▶ _WHAT TO PRODUCE_:
Count how many lines of the data below contain the string "JSON"; the reply should be that number alone.

▶ _DATASET RECORDS_:
--

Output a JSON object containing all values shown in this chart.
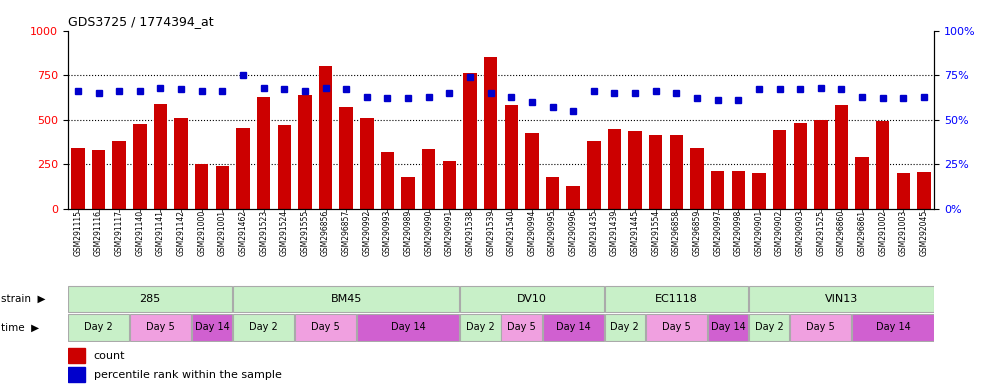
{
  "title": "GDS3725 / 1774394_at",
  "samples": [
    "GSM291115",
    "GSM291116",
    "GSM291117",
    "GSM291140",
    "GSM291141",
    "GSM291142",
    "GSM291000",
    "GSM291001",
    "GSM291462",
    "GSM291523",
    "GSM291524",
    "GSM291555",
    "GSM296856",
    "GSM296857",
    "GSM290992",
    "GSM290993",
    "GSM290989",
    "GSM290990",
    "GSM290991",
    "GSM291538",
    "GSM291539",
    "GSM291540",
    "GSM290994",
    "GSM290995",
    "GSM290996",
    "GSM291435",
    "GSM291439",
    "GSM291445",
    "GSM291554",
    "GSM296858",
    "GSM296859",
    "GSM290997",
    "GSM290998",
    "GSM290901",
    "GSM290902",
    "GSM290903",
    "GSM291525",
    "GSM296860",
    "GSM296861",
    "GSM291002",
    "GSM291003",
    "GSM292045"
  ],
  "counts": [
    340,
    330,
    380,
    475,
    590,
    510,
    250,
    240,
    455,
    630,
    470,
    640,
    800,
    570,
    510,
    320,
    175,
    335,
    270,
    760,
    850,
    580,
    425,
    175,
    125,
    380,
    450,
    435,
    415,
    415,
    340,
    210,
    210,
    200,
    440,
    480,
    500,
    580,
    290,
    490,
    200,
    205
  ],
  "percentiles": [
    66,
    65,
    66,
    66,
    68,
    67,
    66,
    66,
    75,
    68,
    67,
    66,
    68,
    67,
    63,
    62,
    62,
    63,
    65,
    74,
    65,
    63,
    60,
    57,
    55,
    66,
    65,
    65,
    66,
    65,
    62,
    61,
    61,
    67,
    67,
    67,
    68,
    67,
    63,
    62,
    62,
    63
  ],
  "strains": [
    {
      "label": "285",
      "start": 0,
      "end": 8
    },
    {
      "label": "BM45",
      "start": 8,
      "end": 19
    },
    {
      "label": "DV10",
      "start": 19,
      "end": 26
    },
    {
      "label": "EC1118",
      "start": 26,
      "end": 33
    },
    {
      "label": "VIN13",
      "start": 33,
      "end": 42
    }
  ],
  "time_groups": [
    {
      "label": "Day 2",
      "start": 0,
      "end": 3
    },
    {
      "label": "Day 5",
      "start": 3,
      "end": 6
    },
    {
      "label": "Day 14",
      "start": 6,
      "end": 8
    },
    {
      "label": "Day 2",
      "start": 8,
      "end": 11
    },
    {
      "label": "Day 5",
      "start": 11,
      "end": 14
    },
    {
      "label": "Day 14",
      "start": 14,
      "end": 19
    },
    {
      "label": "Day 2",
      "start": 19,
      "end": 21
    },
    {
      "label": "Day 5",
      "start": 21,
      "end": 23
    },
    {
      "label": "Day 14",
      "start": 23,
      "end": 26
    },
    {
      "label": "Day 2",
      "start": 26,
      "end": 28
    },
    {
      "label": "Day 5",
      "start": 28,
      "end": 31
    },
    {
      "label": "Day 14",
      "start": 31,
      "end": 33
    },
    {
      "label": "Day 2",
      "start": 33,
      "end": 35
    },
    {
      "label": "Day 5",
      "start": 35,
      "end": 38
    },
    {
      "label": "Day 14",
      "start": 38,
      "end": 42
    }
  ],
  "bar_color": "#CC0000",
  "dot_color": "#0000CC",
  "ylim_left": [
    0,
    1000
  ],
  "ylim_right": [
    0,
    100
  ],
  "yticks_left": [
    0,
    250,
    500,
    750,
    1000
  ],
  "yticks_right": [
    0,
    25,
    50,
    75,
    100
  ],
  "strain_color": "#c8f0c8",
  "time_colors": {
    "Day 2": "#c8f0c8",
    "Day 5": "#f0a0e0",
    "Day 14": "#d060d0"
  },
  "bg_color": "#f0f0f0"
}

--

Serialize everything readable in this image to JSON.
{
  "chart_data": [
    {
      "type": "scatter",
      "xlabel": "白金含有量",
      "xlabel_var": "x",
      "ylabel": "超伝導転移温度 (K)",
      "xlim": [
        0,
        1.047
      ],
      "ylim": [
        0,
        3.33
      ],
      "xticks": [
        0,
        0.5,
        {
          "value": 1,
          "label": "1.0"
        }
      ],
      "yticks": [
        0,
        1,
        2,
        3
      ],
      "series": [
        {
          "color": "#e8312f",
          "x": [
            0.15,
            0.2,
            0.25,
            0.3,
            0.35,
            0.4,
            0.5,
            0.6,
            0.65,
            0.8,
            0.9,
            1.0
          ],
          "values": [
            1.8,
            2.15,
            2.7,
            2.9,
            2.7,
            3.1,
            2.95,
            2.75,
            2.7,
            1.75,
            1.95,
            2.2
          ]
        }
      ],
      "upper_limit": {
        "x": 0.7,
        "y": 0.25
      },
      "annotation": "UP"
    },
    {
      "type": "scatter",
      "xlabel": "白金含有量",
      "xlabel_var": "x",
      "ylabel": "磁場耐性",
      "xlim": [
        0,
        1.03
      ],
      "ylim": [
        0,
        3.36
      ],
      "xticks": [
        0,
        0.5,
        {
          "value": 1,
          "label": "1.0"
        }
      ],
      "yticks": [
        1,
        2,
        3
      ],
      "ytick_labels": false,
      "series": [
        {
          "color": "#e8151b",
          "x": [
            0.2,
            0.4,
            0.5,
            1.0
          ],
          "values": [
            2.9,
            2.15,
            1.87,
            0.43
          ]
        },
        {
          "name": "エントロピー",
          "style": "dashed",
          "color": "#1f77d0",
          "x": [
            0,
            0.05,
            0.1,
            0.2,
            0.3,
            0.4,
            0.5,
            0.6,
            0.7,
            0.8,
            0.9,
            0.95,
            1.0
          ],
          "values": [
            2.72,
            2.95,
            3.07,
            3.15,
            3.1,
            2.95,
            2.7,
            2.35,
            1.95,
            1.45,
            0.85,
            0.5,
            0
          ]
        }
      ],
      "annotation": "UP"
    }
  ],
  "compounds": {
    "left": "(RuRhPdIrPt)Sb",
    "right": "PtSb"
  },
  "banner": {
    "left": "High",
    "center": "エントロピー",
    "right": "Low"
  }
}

--

▶ _REPLY TO THE TASK_:
2